**Goal of the exercise:**
Output each line of the material exactly as it stands.

===== Exercise input

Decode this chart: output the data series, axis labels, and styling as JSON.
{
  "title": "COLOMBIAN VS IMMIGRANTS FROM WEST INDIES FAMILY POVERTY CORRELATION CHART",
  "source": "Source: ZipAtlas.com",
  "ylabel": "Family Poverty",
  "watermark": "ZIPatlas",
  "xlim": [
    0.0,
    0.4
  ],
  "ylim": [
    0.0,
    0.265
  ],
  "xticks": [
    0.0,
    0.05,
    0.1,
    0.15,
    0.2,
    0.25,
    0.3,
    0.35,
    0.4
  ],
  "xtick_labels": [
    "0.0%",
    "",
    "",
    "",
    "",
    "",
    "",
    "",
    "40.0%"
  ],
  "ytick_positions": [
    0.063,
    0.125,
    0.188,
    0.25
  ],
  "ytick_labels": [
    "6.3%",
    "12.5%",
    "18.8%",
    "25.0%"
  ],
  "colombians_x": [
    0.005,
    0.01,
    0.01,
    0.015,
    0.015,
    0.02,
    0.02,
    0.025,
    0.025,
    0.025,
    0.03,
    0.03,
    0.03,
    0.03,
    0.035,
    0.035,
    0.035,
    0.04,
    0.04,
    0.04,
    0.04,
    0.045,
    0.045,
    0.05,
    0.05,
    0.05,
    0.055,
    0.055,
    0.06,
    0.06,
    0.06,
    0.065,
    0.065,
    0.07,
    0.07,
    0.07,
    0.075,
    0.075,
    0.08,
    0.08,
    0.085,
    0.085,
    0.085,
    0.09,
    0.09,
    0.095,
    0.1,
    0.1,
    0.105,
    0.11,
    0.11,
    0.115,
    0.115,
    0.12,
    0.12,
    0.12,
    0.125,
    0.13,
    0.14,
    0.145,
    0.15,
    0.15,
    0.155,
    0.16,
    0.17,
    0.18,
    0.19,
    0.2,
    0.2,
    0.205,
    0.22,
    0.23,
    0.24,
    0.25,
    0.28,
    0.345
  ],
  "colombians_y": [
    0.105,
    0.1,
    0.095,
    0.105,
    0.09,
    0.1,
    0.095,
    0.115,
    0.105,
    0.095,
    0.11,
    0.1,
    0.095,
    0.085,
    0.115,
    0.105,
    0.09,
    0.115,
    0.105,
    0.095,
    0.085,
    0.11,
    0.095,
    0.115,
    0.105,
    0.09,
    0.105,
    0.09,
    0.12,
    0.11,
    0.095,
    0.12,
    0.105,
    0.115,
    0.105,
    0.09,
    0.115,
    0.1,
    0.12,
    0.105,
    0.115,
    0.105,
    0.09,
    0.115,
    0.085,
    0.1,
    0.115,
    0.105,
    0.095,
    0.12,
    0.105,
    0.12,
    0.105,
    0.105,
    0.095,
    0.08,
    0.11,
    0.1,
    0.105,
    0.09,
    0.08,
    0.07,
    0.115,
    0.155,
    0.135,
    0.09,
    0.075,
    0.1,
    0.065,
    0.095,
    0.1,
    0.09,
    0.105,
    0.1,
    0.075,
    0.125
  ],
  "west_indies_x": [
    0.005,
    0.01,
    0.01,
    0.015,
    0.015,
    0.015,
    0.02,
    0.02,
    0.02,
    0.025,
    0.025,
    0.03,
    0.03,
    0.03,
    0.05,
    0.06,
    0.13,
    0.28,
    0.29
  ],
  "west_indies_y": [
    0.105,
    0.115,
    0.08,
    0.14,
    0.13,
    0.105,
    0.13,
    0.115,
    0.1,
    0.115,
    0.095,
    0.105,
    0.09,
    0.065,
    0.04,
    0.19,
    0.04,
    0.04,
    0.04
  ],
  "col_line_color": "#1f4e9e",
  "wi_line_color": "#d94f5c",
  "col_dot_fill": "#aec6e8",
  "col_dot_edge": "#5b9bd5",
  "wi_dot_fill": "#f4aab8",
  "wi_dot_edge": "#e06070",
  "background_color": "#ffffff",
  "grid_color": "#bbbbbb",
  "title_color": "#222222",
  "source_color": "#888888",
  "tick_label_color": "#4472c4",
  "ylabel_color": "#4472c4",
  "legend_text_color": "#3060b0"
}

==========

**Solution to the problem:**
Decode this chart: output the data series, axis labels, and styling as JSON.
{
  "title": "COLOMBIAN VS IMMIGRANTS FROM WEST INDIES FAMILY POVERTY CORRELATION CHART",
  "source": "Source: ZipAtlas.com",
  "ylabel": "Family Poverty",
  "watermark": "ZIPatlas",
  "xlim": [
    0.0,
    0.4
  ],
  "ylim": [
    0.0,
    0.265
  ],
  "xticks": [
    0.0,
    0.05,
    0.1,
    0.15,
    0.2,
    0.25,
    0.3,
    0.35,
    0.4
  ],
  "xtick_labels": [
    "0.0%",
    "",
    "",
    "",
    "",
    "",
    "",
    "",
    "40.0%"
  ],
  "ytick_positions": [
    0.063,
    0.125,
    0.188,
    0.25
  ],
  "ytick_labels": [
    "6.3%",
    "12.5%",
    "18.8%",
    "25.0%"
  ],
  "colombians_x": [
    0.005,
    0.01,
    0.01,
    0.015,
    0.015,
    0.02,
    0.02,
    0.025,
    0.025,
    0.025,
    0.03,
    0.03,
    0.03,
    0.03,
    0.035,
    0.035,
    0.035,
    0.04,
    0.04,
    0.04,
    0.04,
    0.045,
    0.045,
    0.05,
    0.05,
    0.05,
    0.055,
    0.055,
    0.06,
    0.06,
    0.06,
    0.065,
    0.065,
    0.07,
    0.07,
    0.07,
    0.075,
    0.075,
    0.08,
    0.08,
    0.085,
    0.085,
    0.085,
    0.09,
    0.09,
    0.095,
    0.1,
    0.1,
    0.105,
    0.11,
    0.11,
    0.115,
    0.115,
    0.12,
    0.12,
    0.12,
    0.125,
    0.13,
    0.14,
    0.145,
    0.15,
    0.15,
    0.155,
    0.16,
    0.17,
    0.18,
    0.19,
    0.2,
    0.2,
    0.205,
    0.22,
    0.23,
    0.24,
    0.25,
    0.28,
    0.345
  ],
  "colombians_y": [
    0.105,
    0.1,
    0.095,
    0.105,
    0.09,
    0.1,
    0.095,
    0.115,
    0.105,
    0.095,
    0.11,
    0.1,
    0.095,
    0.085,
    0.115,
    0.105,
    0.09,
    0.115,
    0.105,
    0.095,
    0.085,
    0.11,
    0.095,
    0.115,
    0.105,
    0.09,
    0.105,
    0.09,
    0.12,
    0.11,
    0.095,
    0.12,
    0.105,
    0.115,
    0.105,
    0.09,
    0.115,
    0.1,
    0.12,
    0.105,
    0.115,
    0.105,
    0.09,
    0.115,
    0.085,
    0.1,
    0.115,
    0.105,
    0.095,
    0.12,
    0.105,
    0.12,
    0.105,
    0.105,
    0.095,
    0.08,
    0.11,
    0.1,
    0.105,
    0.09,
    0.08,
    0.07,
    0.115,
    0.155,
    0.135,
    0.09,
    0.075,
    0.1,
    0.065,
    0.095,
    0.1,
    0.09,
    0.105,
    0.1,
    0.075,
    0.125
  ],
  "west_indies_x": [
    0.005,
    0.01,
    0.01,
    0.015,
    0.015,
    0.015,
    0.02,
    0.02,
    0.02,
    0.025,
    0.025,
    0.03,
    0.03,
    0.03,
    0.05,
    0.06,
    0.13,
    0.28,
    0.29
  ],
  "west_indies_y": [
    0.105,
    0.115,
    0.08,
    0.14,
    0.13,
    0.105,
    0.13,
    0.115,
    0.1,
    0.115,
    0.095,
    0.105,
    0.09,
    0.065,
    0.04,
    0.19,
    0.04,
    0.04,
    0.04
  ],
  "col_line_color": "#1f4e9e",
  "wi_line_color": "#d94f5c",
  "col_dot_fill": "#aec6e8",
  "col_dot_edge": "#5b9bd5",
  "wi_dot_fill": "#f4aab8",
  "wi_dot_edge": "#e06070",
  "background_color": "#ffffff",
  "grid_color": "#bbbbbb",
  "title_color": "#222222",
  "source_color": "#888888",
  "tick_label_color": "#4472c4",
  "ylabel_color": "#4472c4",
  "legend_text_color": "#3060b0"
}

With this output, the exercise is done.